Return, without alteration, the lines of the listing below from its first line up to and including the line containing "- user-role: Account".

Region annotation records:
↓↓↓

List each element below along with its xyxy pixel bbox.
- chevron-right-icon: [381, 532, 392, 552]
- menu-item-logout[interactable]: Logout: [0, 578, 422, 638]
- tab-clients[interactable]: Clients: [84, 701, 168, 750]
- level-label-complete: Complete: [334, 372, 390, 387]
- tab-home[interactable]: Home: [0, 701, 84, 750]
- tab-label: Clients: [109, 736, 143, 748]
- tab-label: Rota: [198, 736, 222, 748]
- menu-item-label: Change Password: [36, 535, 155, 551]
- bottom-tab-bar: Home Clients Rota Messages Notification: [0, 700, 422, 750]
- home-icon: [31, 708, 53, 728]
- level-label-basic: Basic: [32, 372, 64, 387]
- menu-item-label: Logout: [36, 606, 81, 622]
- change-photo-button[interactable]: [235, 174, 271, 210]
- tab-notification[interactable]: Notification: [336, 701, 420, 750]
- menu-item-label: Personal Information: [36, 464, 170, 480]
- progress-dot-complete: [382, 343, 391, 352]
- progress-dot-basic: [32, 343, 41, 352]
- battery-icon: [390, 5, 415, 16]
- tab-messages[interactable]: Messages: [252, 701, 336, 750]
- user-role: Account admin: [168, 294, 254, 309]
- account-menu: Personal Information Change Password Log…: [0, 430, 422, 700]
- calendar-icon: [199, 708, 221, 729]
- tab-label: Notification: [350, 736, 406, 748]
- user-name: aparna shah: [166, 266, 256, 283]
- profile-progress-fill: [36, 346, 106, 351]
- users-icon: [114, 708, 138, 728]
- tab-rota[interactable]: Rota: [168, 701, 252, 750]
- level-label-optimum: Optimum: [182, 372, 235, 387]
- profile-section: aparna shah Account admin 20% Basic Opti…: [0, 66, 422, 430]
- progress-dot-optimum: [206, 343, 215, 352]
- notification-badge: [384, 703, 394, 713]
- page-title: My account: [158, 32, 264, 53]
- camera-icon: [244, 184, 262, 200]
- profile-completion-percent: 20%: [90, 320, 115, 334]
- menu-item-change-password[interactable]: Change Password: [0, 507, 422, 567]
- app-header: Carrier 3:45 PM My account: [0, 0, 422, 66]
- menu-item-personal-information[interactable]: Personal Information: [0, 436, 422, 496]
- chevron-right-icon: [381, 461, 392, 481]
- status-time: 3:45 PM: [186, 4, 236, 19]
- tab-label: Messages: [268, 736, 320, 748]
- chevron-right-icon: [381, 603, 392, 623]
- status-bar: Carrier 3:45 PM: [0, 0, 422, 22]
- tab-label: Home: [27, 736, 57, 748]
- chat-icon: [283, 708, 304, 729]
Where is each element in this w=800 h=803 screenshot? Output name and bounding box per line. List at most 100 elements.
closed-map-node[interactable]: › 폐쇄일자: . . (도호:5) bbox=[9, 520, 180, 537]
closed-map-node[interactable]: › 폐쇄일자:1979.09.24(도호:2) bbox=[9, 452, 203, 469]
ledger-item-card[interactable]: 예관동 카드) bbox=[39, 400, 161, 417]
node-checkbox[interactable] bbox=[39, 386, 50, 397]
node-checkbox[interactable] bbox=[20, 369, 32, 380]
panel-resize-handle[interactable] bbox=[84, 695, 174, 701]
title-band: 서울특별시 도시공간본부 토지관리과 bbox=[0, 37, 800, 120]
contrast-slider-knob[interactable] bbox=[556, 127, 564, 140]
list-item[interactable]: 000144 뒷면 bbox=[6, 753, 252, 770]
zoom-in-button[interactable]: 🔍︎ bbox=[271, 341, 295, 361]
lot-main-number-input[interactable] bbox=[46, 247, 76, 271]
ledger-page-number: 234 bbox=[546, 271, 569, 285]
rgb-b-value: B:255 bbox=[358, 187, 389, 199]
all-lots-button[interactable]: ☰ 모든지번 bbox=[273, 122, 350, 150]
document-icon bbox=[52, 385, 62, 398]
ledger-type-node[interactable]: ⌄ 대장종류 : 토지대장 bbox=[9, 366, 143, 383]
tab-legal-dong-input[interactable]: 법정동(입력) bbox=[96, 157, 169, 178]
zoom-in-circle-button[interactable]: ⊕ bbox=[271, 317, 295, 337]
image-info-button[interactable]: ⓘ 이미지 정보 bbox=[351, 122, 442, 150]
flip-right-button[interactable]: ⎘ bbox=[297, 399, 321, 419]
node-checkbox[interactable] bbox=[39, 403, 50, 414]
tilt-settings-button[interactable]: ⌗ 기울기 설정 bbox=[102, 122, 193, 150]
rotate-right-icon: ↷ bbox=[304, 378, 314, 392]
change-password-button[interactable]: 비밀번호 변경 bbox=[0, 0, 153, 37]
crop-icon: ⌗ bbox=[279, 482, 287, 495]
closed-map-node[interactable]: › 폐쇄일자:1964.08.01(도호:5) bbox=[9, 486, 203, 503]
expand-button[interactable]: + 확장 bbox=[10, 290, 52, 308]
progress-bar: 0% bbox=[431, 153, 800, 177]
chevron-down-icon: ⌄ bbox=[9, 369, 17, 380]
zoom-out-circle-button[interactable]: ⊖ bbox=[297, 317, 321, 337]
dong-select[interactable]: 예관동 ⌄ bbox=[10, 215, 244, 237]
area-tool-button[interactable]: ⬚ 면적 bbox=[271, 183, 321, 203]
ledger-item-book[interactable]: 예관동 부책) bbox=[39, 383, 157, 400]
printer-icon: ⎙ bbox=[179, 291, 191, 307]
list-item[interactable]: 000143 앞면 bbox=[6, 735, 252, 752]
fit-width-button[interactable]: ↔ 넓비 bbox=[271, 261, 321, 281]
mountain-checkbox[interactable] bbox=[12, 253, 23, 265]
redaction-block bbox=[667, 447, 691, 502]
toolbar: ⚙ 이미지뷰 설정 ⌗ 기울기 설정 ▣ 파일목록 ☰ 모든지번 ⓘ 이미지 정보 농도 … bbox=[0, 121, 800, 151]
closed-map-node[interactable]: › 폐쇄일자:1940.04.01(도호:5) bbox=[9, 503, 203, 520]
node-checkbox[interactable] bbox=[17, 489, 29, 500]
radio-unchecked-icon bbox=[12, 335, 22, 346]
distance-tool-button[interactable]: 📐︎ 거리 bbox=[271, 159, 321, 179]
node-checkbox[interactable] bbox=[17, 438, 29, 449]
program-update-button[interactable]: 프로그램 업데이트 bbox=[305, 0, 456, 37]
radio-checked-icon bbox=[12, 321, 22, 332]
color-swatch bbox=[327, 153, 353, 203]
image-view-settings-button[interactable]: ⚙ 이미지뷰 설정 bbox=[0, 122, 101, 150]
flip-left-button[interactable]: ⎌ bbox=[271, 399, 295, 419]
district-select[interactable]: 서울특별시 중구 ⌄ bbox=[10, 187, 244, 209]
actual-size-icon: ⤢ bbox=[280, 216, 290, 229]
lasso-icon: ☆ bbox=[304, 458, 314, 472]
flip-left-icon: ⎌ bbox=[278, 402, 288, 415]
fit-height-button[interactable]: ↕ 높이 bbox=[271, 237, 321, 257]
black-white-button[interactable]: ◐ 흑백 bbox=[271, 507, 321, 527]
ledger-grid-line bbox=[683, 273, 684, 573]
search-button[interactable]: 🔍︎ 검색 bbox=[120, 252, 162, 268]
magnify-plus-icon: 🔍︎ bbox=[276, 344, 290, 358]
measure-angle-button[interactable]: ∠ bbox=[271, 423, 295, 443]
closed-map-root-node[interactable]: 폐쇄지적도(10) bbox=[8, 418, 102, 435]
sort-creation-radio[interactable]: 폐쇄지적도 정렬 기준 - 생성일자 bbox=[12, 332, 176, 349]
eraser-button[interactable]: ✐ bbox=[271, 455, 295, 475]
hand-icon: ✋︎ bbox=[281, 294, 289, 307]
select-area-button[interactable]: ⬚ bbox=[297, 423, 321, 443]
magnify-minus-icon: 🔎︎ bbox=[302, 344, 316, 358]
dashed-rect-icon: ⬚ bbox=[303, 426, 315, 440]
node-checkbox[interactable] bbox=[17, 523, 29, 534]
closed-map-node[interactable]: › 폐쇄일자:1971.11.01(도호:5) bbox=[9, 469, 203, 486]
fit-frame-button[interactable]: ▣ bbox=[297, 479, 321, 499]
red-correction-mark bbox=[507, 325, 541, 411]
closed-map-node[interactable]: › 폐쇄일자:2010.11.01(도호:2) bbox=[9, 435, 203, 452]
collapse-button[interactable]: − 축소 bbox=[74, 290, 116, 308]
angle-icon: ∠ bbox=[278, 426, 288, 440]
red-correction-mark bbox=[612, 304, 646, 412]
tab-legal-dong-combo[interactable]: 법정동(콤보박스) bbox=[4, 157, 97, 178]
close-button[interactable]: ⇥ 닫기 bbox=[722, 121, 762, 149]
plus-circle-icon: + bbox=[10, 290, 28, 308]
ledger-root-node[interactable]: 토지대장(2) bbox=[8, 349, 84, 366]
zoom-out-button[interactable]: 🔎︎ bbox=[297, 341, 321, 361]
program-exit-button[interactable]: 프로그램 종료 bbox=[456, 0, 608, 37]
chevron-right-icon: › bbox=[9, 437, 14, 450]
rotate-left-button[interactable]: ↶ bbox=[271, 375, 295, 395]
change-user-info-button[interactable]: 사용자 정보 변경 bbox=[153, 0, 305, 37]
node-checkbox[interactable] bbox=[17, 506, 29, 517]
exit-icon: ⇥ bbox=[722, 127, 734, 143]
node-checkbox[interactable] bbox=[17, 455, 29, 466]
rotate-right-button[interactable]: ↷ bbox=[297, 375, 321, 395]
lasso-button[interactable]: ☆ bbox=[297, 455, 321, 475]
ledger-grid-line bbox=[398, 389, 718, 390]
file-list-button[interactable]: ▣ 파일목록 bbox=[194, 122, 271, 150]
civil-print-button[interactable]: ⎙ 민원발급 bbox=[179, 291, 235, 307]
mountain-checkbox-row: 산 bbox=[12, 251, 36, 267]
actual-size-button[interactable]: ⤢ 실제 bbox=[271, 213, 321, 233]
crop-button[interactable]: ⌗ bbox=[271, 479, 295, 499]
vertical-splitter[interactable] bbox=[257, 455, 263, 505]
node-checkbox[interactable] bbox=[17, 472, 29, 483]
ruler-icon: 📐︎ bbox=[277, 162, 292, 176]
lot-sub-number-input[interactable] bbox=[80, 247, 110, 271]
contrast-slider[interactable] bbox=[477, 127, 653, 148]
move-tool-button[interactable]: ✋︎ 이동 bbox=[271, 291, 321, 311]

↑↑↑

### Output
List each element below along with its xyxy pixel bbox.
- chevron-right-icon: [381, 532, 392, 552]
- menu-item-logout[interactable]: Logout: [0, 578, 422, 638]
- tab-clients[interactable]: Clients: [84, 701, 168, 750]
- level-label-complete: Complete: [334, 372, 390, 387]
- tab-home[interactable]: Home: [0, 701, 84, 750]
- tab-label: Clients: [109, 736, 143, 748]
- tab-label: Rota: [198, 736, 222, 748]
- menu-item-label: Change Password: [36, 535, 155, 551]
- bottom-tab-bar: Home Clients Rota Messages Notification: [0, 700, 422, 750]
- home-icon: [31, 708, 53, 728]
- level-label-basic: Basic: [32, 372, 64, 387]
- menu-item-label: Logout: [36, 606, 81, 622]
- change-photo-button[interactable]: [235, 174, 271, 210]
- tab-notification[interactable]: Notification: [336, 701, 420, 750]
- menu-item-label: Personal Information: [36, 464, 170, 480]
- progress-dot-complete: [382, 343, 391, 352]
- progress-dot-basic: [32, 343, 41, 352]
- battery-icon: [390, 5, 415, 16]
- tab-messages[interactable]: Messages: [252, 701, 336, 750]
- user-role: Account admin: [168, 294, 254, 309]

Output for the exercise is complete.